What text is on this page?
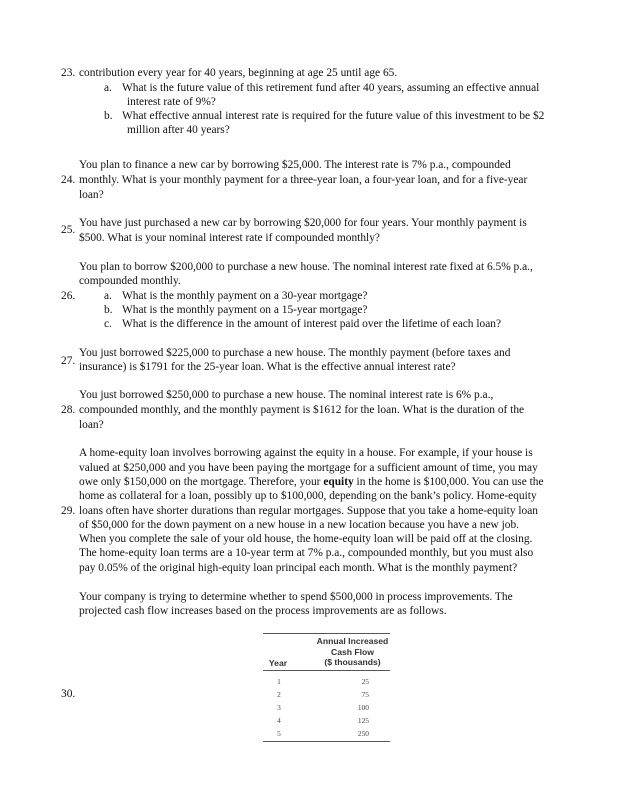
23. contribution every year for 40 years, beginning at age 25 until age 65.
a. What is the future value of this retirement fund after 40 years, assuming an effective annual
interest rate of 9%?
b. What effective annual interest rate is required for the future value of this investment to be $2
million after 40 years?
You plan to finance a new car by borrowing $25,000. The interest rate is 7% p.a., compounded
24. monthly. What is your monthly payment for a three-year loan, a four-year loan, and for a five-year
loan?
25.
You have just purchased a new car by borrowing $20,000 for four years. Your monthly payment is
$500. What is your nominal interest rate if compounded monthly?
You plan to borrow $200,000 to purchase a new house. The nominal interest rate fixed at 6.5% p.a.,
compounded monthly.
26.	a. What is the monthly payment on a 30-year mortgage?
b. What is the monthly payment on a 15-year mortgage?
c. What is the difference in the amount of interest paid over the lifetime of each loan?
27.
You just borrowed $225,000 to purchase a new house. The monthly payment (before taxes and
insurance) is $1791 for the 25-year loan. What is the effective annual interest rate?
You just borrowed $250,000 to purchase a new house. The nominal interest rate is 6% p.a.,
28. compounded monthly, and the monthly payment is $1612 for the loan. What is the duration of the
loan?
A home-equity loan involves borrowing against the equity in a house. For example, if your house is
valued at $250,000 and you have been paying the mortgage for a sufficient amount of time, you may
owe only $150,000 on the mortgage. Therefore, your equity in the home is $100,000. You can use the
home as collateral for a loan, possibly up to $100,000, depending on the bank’s policy. Home-equity
29. loans often have shorter durations than regular mortgages. Suppose that you take a home-equity loan
of $50,000 for the down payment on a new house in a new location because you have a new job.
When you complete the sale of your old house, the home-equity loan will be paid off at the closing.
The home-equity loan terms are a 10-year term at 7% p.a., compounded monthly, but you must also
pay 0.05% of the original high-equity loan principal each month. What is the monthly payment?
Your company is trying to determine whether to spend $500,000 in process improvements. The
projected cash flow increases based on the process improvements are as follows.
30.
Annual Increased
Cash Flow
($ thousands)
Year
1	25
2	75
3	100
4	125
5	250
+--
[Exercise description] Reproduce each line from the records that contains the word "four".

[Exercise solution]
24. monthly. What is your monthly payment for a three-year loan, a four-year loan, and for a five-year
You have just purchased a new car by borrowing $20,000 for four years. Your monthly payment is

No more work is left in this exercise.